# The exercise
Quote the records in full and leave their pictures out.

# Raw records
--- Begin ---

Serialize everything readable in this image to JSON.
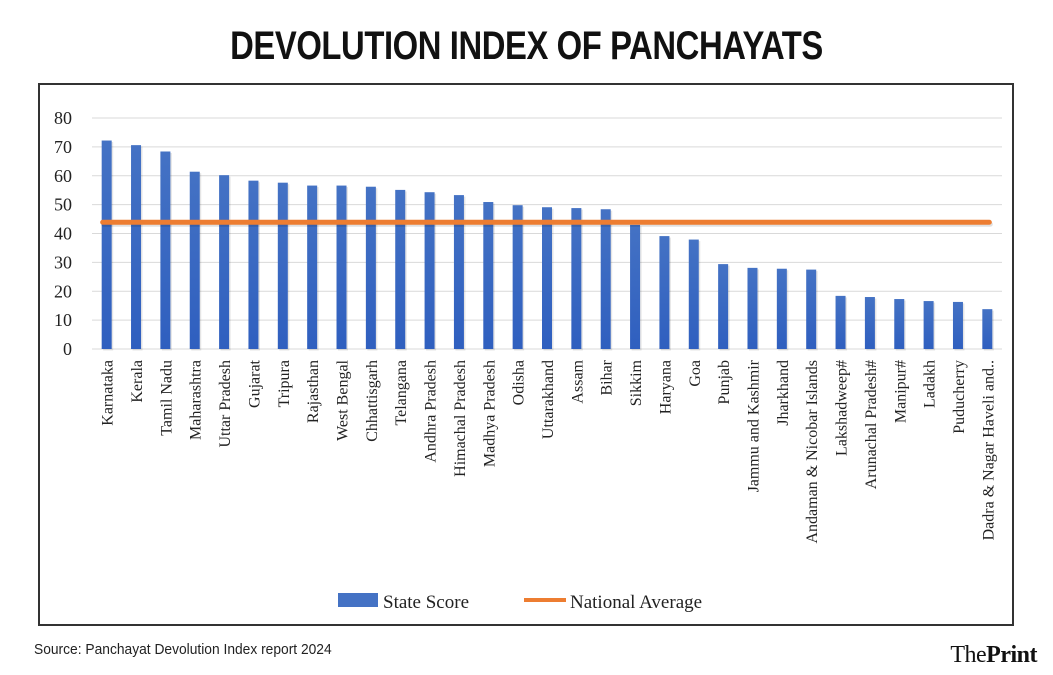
{
  "title": "DEVOLUTION INDEX OF PANCHAYATS",
  "source": "Source: Panchayat Devolution Index report 2024",
  "brand": {
    "part1": "The",
    "part2": "Print"
  },
  "colors": {
    "bar": "#4472C4",
    "bar_dark": "#2F5FBF",
    "line": "#ED7D31",
    "grid": "#D9D9D9"
  },
  "chart_data": {
    "type": "bar",
    "title": "DEVOLUTION INDEX OF PANCHAYATS",
    "xlabel": "",
    "ylabel": "",
    "ylim": [
      0,
      80
    ],
    "yticks": [
      0,
      10,
      20,
      30,
      40,
      50,
      60,
      70,
      80
    ],
    "grid": true,
    "legend_position": "bottom",
    "categories": [
      "Karnataka",
      "Kerala",
      "Tamil Nadu",
      "Maharashtra",
      "Uttar Pradesh",
      "Gujarat",
      "Tripura",
      "Rajasthan",
      "West Bengal",
      "Chhattisgarh",
      "Telangana",
      "Andhra Pradesh",
      "Himachal Pradesh",
      "Madhya Pradesh",
      "Odisha",
      "Uttarakhand",
      "Assam",
      "Bihar",
      "Sikkim",
      "Haryana",
      "Goa",
      "Punjab",
      "Jammu and Kashmir",
      "Jharkhand",
      "Andaman & Nicobar Islands",
      "Lakshadweep#",
      "Arunachal Pradesh#",
      "Manipur#",
      "Ladakh",
      "Puducherry",
      "Dadra & Nagar Haveli and.."
    ],
    "series": [
      {
        "name": "State Score",
        "type": "bar",
        "values": [
          72.2,
          70.6,
          68.4,
          61.4,
          60.2,
          58.3,
          57.6,
          56.6,
          56.6,
          56.2,
          55.1,
          54.3,
          53.3,
          50.9,
          49.8,
          49.1,
          48.8,
          48.4,
          43.0,
          39.1,
          37.9,
          29.4,
          28.1,
          27.8,
          27.5,
          18.4,
          18.0,
          17.3,
          16.6,
          16.3,
          13.8
        ]
      },
      {
        "name": "National Average",
        "type": "line",
        "value": 43.9
      }
    ]
  }
}
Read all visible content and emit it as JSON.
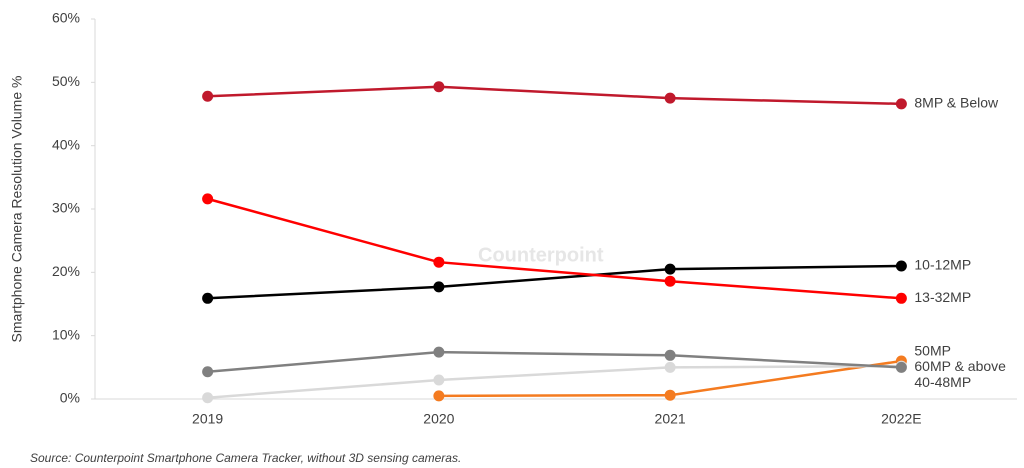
{
  "chart_data": {
    "type": "line",
    "y_label": "Smartphone Camera Resolution Volume %",
    "source": "Source: Counterpoint Smartphone Camera Tracker, without 3D sensing cameras.",
    "watermark": "Counterpoint",
    "categories": [
      "2019",
      "2020",
      "2021",
      "2022E"
    ],
    "ylim": [
      0,
      60
    ],
    "yticks": [
      {
        "value": 0,
        "label": "0%"
      },
      {
        "value": 10,
        "label": "10%"
      },
      {
        "value": 20,
        "label": "20%"
      },
      {
        "value": 30,
        "label": "30%"
      },
      {
        "value": 40,
        "label": "40%"
      },
      {
        "value": 50,
        "label": "50%"
      },
      {
        "value": 60,
        "label": "60%"
      }
    ],
    "grid": false,
    "series": [
      {
        "name": "8MP & Below",
        "color": "#c0192c",
        "values": [
          47.8,
          49.3,
          47.5,
          46.6
        ]
      },
      {
        "name": "10-12MP",
        "color": "#000000",
        "values": [
          15.9,
          17.7,
          20.5,
          21.0
        ]
      },
      {
        "name": "13-32MP",
        "color": "#ff0000",
        "values": [
          31.6,
          21.6,
          18.6,
          15.9
        ]
      },
      {
        "name": "50MP",
        "color": "#f47b20",
        "values": [
          null,
          0.5,
          0.6,
          6.0
        ]
      },
      {
        "name": "60MP & above",
        "color": "#d9d9d9",
        "values": [
          0.2,
          3.0,
          5.0,
          5.2
        ]
      },
      {
        "name": "40-48MP",
        "color": "#808080",
        "values": [
          4.3,
          7.4,
          6.9,
          5.0
        ]
      }
    ]
  }
}
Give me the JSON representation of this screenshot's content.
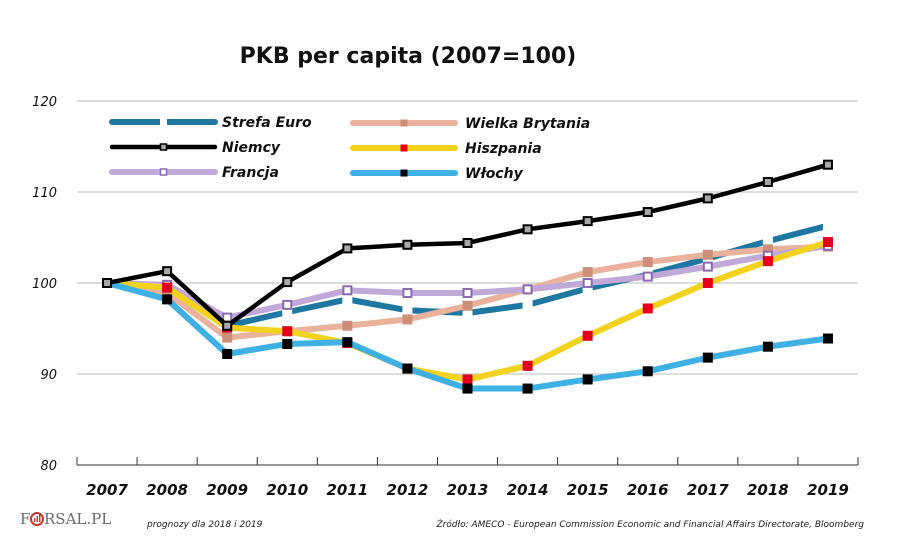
{
  "chart_data": {
    "type": "line",
    "title": "PKB per capita (2007=100)",
    "xlabel": "",
    "ylabel": "",
    "ylim": [
      80,
      120
    ],
    "yticks": [
      "80",
      "90",
      "100",
      "110",
      "120"
    ],
    "grid": true,
    "legend_position": "top-left",
    "categories": [
      "2007",
      "2008",
      "2009",
      "2010",
      "2011",
      "2012",
      "2013",
      "2014",
      "2015",
      "2016",
      "2017",
      "2018",
      "2019"
    ],
    "series": [
      {
        "name": "Strefa Euro",
        "color": "#1e77a0",
        "marker": "#ffffff",
        "marker_border": "#ffffff",
        "dashed": true,
        "values": [
          100,
          99.6,
          95.3,
          96.8,
          98.2,
          97.0,
          96.7,
          97.6,
          99.4,
          100.9,
          102.7,
          104.6,
          106.3
        ]
      },
      {
        "name": "Wielka Brytania",
        "color": "#eab29c",
        "marker": "#cd8f7a",
        "marker_border": "#cd8f7a",
        "dashed": false,
        "values": [
          100,
          98.9,
          94.0,
          94.7,
          95.3,
          96.0,
          97.5,
          99.3,
          101.2,
          102.3,
          103.1,
          103.7,
          104.0
        ]
      },
      {
        "name": "Francja",
        "color": "#c0a8d8",
        "marker": "#ffffff",
        "marker_border": "#8a6ab0",
        "dashed": false,
        "values": [
          100,
          99.8,
          96.2,
          97.6,
          99.2,
          98.9,
          98.9,
          99.3,
          100.0,
          100.7,
          101.8,
          103.0,
          104.1
        ]
      },
      {
        "name": "Hiszpania",
        "color": "#f2d21d",
        "marker": "#e3001b",
        "marker_border": "#e3001b",
        "dashed": false,
        "values": [
          100,
          99.5,
          95.1,
          94.7,
          93.4,
          90.6,
          89.4,
          90.9,
          94.2,
          97.2,
          100.0,
          102.4,
          104.5
        ]
      },
      {
        "name": "Włochy",
        "color": "#3fb0e3",
        "marker": "#000000",
        "marker_border": "#000000",
        "dashed": false,
        "values": [
          100,
          98.2,
          92.2,
          93.3,
          93.5,
          90.6,
          88.4,
          88.4,
          89.4,
          90.3,
          91.8,
          93.0,
          93.9
        ]
      },
      {
        "name": "Niemcy",
        "color": "#000000",
        "marker": "#a8a8a8",
        "marker_border": "#000000",
        "dashed": false,
        "values": [
          100,
          101.3,
          95.3,
          100.1,
          103.8,
          104.2,
          104.4,
          105.9,
          106.8,
          107.8,
          109.3,
          111.1,
          113.0
        ]
      }
    ],
    "legend_order": [
      [
        "Strefa Euro",
        "Niemcy",
        "Francja"
      ],
      [
        "Wielka Brytania",
        "Hiszpania",
        "Włochy"
      ]
    ]
  },
  "footer": {
    "logo": "FORSAL.PL",
    "logo_prefix": "F",
    "logo_suffix": "RSAL.PL",
    "note": "prognozy dla 2018 i 2019",
    "source": "Źródło: AMECO - European Commission Economic and Financial Affairs Directorate, Bloomberg"
  }
}
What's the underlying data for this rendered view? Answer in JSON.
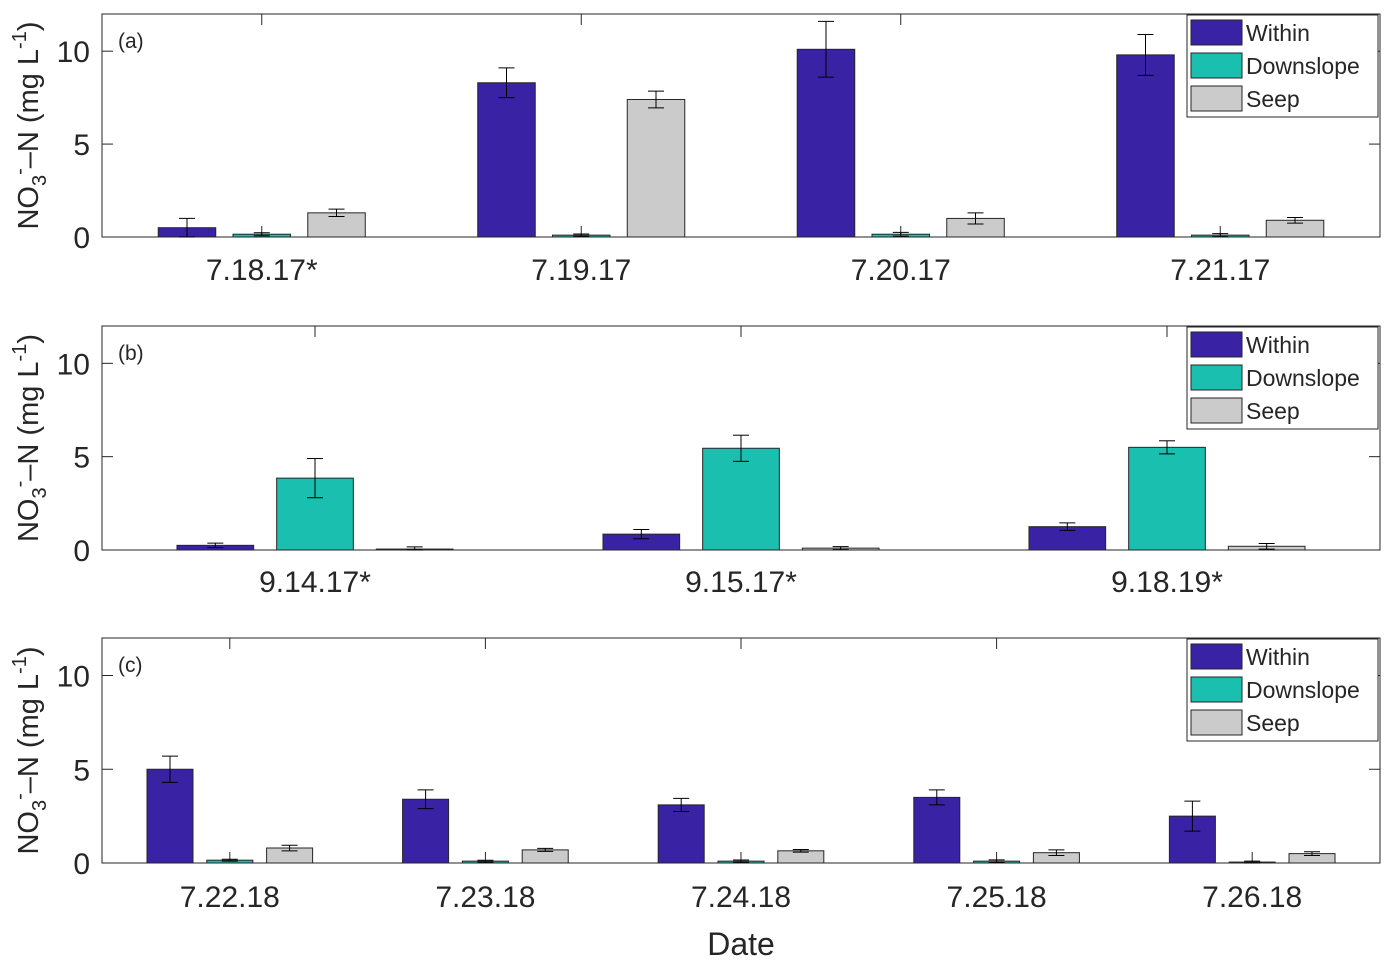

--- End ---

# Answer to this problem
Serialize everything readable in this image to JSON.
{
  "title": "DEVOLUTION INDEX OF PANCHAYATS",
  "source": "Source: Panchayat Devolution Index report 2024",
  "brand": {
    "part1": "The",
    "part2": "Print"
  },
  "colors": {
    "bar": "#4472C4",
    "bar_dark": "#2F5FBF",
    "line": "#ED7D31",
    "grid": "#D9D9D9"
  },
  "chart_data": {
    "type": "bar",
    "title": "DEVOLUTION INDEX OF PANCHAYATS",
    "xlabel": "",
    "ylabel": "",
    "ylim": [
      0,
      80
    ],
    "yticks": [
      0,
      10,
      20,
      30,
      40,
      50,
      60,
      70,
      80
    ],
    "grid": true,
    "legend_position": "bottom",
    "categories": [
      "Karnataka",
      "Kerala",
      "Tamil Nadu",
      "Maharashtra",
      "Uttar Pradesh",
      "Gujarat",
      "Tripura",
      "Rajasthan",
      "West Bengal",
      "Chhattisgarh",
      "Telangana",
      "Andhra Pradesh",
      "Himachal Pradesh",
      "Madhya Pradesh",
      "Odisha",
      "Uttarakhand",
      "Assam",
      "Bihar",
      "Sikkim",
      "Haryana",
      "Goa",
      "Punjab",
      "Jammu and Kashmir",
      "Jharkhand",
      "Andaman & Nicobar Islands",
      "Lakshadweep#",
      "Arunachal Pradesh#",
      "Manipur#",
      "Ladakh",
      "Puducherry",
      "Dadra & Nagar Haveli and.."
    ],
    "series": [
      {
        "name": "State Score",
        "type": "bar",
        "values": [
          72.2,
          70.6,
          68.4,
          61.4,
          60.2,
          58.3,
          57.6,
          56.6,
          56.6,
          56.2,
          55.1,
          54.3,
          53.3,
          50.9,
          49.8,
          49.1,
          48.8,
          48.4,
          43.0,
          39.1,
          37.9,
          29.4,
          28.1,
          27.8,
          27.5,
          18.4,
          18.0,
          17.3,
          16.6,
          16.3,
          13.8
        ]
      },
      {
        "name": "National Average",
        "type": "line",
        "value": 43.9
      }
    ]
  }
}
Read all visible content and emit it as JSON.
{
  "chart_data": {
    "type": "line",
    "y_label": "Smartphone Camera Resolution Volume %",
    "source": "Source: Counterpoint Smartphone Camera Tracker, without 3D sensing cameras.",
    "watermark": "Counterpoint",
    "categories": [
      "2019",
      "2020",
      "2021",
      "2022E"
    ],
    "ylim": [
      0,
      60
    ],
    "yticks": [
      {
        "value": 0,
        "label": "0%"
      },
      {
        "value": 10,
        "label": "10%"
      },
      {
        "value": 20,
        "label": "20%"
      },
      {
        "value": 30,
        "label": "30%"
      },
      {
        "value": 40,
        "label": "40%"
      },
      {
        "value": 50,
        "label": "50%"
      },
      {
        "value": 60,
        "label": "60%"
      }
    ],
    "grid": false,
    "series": [
      {
        "name": "8MP & Below",
        "color": "#c0192c",
        "values": [
          47.8,
          49.3,
          47.5,
          46.6
        ]
      },
      {
        "name": "10-12MP",
        "color": "#000000",
        "values": [
          15.9,
          17.7,
          20.5,
          21.0
        ]
      },
      {
        "name": "13-32MP",
        "color": "#ff0000",
        "values": [
          31.6,
          21.6,
          18.6,
          15.9
        ]
      },
      {
        "name": "50MP",
        "color": "#f47b20",
        "values": [
          null,
          0.5,
          0.6,
          6.0
        ]
      },
      {
        "name": "60MP & above",
        "color": "#d9d9d9",
        "values": [
          0.2,
          3.0,
          5.0,
          5.2
        ]
      },
      {
        "name": "40-48MP",
        "color": "#808080",
        "values": [
          4.3,
          7.4,
          6.9,
          5.0
        ]
      }
    ]
  }
}
Give me the JSON representation of this screenshot's content.
{
  "chart_data": {
    "type": "line",
    "title": "PKB per capita (2007=100)",
    "xlabel": "",
    "ylabel": "",
    "ylim": [
      80,
      120
    ],
    "yticks": [
      "80",
      "90",
      "100",
      "110",
      "120"
    ],
    "grid": true,
    "legend_position": "top-left",
    "categories": [
      "2007",
      "2008",
      "2009",
      "2010",
      "2011",
      "2012",
      "2013",
      "2014",
      "2015",
      "2016",
      "2017",
      "2018",
      "2019"
    ],
    "series": [
      {
        "name": "Strefa Euro",
        "color": "#1e77a0",
        "marker": "#ffffff",
        "marker_border": "#ffffff",
        "dashed": true,
        "values": [
          100,
          99.6,
          95.3,
          96.8,
          98.2,
          97.0,
          96.7,
          97.6,
          99.4,
          100.9,
          102.7,
          104.6,
          106.3
        ]
      },
      {
        "name": "Wielka Brytania",
        "color": "#eab29c",
        "marker": "#cd8f7a",
        "marker_border": "#cd8f7a",
        "dashed": false,
        "values": [
          100,
          98.9,
          94.0,
          94.7,
          95.3,
          96.0,
          97.5,
          99.3,
          101.2,
          102.3,
          103.1,
          103.7,
          104.0
        ]
      },
      {
        "name": "Francja",
        "color": "#c0a8d8",
        "marker": "#ffffff",
        "marker_border": "#8a6ab0",
        "dashed": false,
        "values": [
          100,
          99.8,
          96.2,
          97.6,
          99.2,
          98.9,
          98.9,
          99.3,
          100.0,
          100.7,
          101.8,
          103.0,
          104.1
        ]
      },
      {
        "name": "Hiszpania",
        "color": "#f2d21d",
        "marker": "#e3001b",
        "marker_border": "#e3001b",
        "dashed": false,
        "values": [
          100,
          99.5,
          95.1,
          94.7,
          93.4,
          90.6,
          89.4,
          90.9,
          94.2,
          97.2,
          100.0,
          102.4,
          104.5
        ]
      },
      {
        "name": "Włochy",
        "color": "#3fb0e3",
        "marker": "#000000",
        "marker_border": "#000000",
        "dashed": false,
        "values": [
          100,
          98.2,
          92.2,
          93.3,
          93.5,
          90.6,
          88.4,
          88.4,
          89.4,
          90.3,
          91.8,
          93.0,
          93.9
        ]
      },
      {
        "name": "Niemcy",
        "color": "#000000",
        "marker": "#a8a8a8",
        "marker_border": "#000000",
        "dashed": false,
        "values": [
          100,
          101.3,
          95.3,
          100.1,
          103.8,
          104.2,
          104.4,
          105.9,
          106.8,
          107.8,
          109.3,
          111.1,
          113.0
        ]
      }
    ],
    "legend_order": [
      [
        "Strefa Euro",
        "Niemcy",
        "Francja"
      ],
      [
        "Wielka Brytania",
        "Hiszpania",
        "Włochy"
      ]
    ]
  },
  "footer": {
    "logo": "FORSAL.PL",
    "logo_prefix": "F",
    "logo_suffix": "RSAL.PL",
    "note": "prognozy dla 2018 i 2019",
    "source": "Źródło: AMECO - European Commission Economic and Financial Affairs Directorate, Bloomberg"
  }
}
What's the underlying data for this rendered view? Answer in JSON.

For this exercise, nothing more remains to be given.